DIRECTIONS FOR THIS TASK:
Gather all lines in the entries that include the word "from".

DATA SHOWN:
═══
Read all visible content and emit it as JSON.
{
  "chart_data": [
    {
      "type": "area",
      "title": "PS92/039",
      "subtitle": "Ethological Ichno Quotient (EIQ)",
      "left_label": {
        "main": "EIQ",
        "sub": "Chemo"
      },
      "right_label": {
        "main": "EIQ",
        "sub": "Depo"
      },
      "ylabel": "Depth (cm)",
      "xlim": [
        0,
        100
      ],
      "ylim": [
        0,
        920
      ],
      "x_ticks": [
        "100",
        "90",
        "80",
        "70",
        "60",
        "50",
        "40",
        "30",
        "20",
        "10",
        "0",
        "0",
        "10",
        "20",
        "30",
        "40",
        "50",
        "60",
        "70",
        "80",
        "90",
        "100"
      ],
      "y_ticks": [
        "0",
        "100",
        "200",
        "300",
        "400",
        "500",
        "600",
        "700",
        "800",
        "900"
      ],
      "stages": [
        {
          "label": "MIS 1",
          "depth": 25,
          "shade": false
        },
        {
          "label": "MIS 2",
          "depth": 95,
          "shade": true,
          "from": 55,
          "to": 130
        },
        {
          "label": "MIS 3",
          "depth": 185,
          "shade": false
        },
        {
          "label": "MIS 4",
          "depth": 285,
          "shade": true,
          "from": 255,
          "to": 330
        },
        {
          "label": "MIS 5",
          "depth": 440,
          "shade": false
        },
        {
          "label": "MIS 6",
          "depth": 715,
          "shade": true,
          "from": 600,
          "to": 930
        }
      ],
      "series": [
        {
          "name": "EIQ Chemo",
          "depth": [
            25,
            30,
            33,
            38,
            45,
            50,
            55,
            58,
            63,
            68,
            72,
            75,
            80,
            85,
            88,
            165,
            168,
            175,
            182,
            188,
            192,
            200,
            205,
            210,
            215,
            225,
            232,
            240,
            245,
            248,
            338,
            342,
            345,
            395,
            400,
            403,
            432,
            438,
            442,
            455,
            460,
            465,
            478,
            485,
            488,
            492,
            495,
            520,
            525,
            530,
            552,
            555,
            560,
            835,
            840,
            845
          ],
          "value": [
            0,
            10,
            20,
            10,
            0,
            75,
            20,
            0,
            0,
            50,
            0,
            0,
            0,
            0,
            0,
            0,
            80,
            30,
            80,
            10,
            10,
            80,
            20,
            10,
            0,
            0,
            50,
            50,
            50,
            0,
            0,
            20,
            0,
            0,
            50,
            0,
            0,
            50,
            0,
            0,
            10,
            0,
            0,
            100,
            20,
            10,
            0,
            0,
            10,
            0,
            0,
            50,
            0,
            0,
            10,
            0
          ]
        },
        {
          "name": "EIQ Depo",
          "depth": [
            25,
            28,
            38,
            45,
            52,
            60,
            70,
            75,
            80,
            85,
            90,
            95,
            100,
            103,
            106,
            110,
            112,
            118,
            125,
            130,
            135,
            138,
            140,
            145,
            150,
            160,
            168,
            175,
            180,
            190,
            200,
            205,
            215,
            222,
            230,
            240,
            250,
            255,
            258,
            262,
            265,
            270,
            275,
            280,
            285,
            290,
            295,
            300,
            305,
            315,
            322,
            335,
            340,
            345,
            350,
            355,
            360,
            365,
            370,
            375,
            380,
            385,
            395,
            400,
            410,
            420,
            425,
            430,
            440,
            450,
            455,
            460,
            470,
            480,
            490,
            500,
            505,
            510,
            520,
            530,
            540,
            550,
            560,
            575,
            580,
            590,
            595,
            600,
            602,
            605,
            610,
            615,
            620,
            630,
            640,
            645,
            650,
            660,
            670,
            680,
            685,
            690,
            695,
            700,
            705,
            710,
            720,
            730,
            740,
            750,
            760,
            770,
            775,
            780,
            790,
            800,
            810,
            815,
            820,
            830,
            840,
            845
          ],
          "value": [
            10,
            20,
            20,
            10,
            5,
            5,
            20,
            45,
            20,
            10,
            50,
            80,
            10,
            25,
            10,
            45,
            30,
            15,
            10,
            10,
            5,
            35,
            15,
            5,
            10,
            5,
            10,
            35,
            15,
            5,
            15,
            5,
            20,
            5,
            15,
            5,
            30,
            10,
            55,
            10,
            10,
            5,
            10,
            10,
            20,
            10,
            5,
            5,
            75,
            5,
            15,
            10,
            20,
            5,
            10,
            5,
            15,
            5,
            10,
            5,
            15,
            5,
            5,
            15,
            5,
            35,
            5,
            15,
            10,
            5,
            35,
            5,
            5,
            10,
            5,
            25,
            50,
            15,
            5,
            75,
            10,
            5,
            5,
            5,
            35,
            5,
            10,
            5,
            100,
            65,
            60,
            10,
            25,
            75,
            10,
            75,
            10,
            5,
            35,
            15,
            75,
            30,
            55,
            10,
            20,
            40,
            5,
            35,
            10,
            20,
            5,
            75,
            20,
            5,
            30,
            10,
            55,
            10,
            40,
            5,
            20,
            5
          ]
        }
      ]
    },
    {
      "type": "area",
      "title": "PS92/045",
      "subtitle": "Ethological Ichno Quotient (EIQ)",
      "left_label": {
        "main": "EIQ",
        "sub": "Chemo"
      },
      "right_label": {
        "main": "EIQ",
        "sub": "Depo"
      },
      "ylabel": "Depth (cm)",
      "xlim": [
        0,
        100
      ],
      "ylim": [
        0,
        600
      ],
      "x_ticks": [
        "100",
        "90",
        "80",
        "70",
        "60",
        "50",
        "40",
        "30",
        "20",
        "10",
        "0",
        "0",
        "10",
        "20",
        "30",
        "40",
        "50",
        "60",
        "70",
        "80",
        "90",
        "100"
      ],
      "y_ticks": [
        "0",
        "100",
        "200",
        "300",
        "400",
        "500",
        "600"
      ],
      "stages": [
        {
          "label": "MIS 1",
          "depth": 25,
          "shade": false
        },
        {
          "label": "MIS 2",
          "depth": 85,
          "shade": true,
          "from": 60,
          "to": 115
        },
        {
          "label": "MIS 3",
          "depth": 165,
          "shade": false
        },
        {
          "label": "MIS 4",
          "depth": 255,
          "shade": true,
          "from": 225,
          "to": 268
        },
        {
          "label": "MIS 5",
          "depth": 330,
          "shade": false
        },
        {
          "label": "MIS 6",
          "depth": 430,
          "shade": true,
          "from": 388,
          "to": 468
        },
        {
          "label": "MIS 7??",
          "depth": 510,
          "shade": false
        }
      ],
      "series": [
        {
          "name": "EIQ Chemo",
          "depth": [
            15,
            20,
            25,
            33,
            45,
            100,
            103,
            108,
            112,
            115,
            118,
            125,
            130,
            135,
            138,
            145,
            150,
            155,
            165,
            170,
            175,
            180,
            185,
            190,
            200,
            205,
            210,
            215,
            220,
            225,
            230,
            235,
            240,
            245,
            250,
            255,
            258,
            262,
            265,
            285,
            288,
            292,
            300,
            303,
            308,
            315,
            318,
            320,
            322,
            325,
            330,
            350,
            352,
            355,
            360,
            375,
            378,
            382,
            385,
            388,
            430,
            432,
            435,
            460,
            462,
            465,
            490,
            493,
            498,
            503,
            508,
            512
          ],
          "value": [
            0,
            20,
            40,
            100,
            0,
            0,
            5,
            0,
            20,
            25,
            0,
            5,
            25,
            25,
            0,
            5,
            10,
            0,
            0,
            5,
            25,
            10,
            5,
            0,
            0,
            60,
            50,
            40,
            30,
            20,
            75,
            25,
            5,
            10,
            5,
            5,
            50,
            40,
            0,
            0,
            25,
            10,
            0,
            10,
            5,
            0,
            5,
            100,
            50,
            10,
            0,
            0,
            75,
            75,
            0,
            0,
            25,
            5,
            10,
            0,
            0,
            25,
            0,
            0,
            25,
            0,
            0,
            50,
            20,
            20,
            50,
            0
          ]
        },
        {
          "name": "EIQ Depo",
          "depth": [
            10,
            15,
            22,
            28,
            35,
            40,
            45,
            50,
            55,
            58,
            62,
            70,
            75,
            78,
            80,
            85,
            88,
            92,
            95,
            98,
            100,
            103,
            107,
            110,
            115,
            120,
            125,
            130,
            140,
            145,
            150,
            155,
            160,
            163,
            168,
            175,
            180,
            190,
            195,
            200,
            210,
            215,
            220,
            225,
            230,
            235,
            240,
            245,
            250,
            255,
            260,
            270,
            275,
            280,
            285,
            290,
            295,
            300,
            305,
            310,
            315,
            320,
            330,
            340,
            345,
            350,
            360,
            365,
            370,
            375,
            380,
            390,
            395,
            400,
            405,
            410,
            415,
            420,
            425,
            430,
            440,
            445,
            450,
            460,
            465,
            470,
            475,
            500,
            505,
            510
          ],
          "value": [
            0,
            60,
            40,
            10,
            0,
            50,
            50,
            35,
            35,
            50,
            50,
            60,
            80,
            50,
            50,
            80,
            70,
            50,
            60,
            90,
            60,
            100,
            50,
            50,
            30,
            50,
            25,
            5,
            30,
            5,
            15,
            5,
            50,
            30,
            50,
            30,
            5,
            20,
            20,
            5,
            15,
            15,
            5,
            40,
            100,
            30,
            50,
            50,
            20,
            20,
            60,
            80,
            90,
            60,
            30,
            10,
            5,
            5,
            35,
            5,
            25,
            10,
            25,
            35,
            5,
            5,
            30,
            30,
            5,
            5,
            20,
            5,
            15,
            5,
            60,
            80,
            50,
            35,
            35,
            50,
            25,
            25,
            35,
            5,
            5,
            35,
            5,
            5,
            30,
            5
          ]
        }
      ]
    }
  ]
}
═══
THE SOLUTION:
          "from": 55,
          "from": 255,
          "from": 600,
          "from": 60,
          "from": 225,
          "from": 388,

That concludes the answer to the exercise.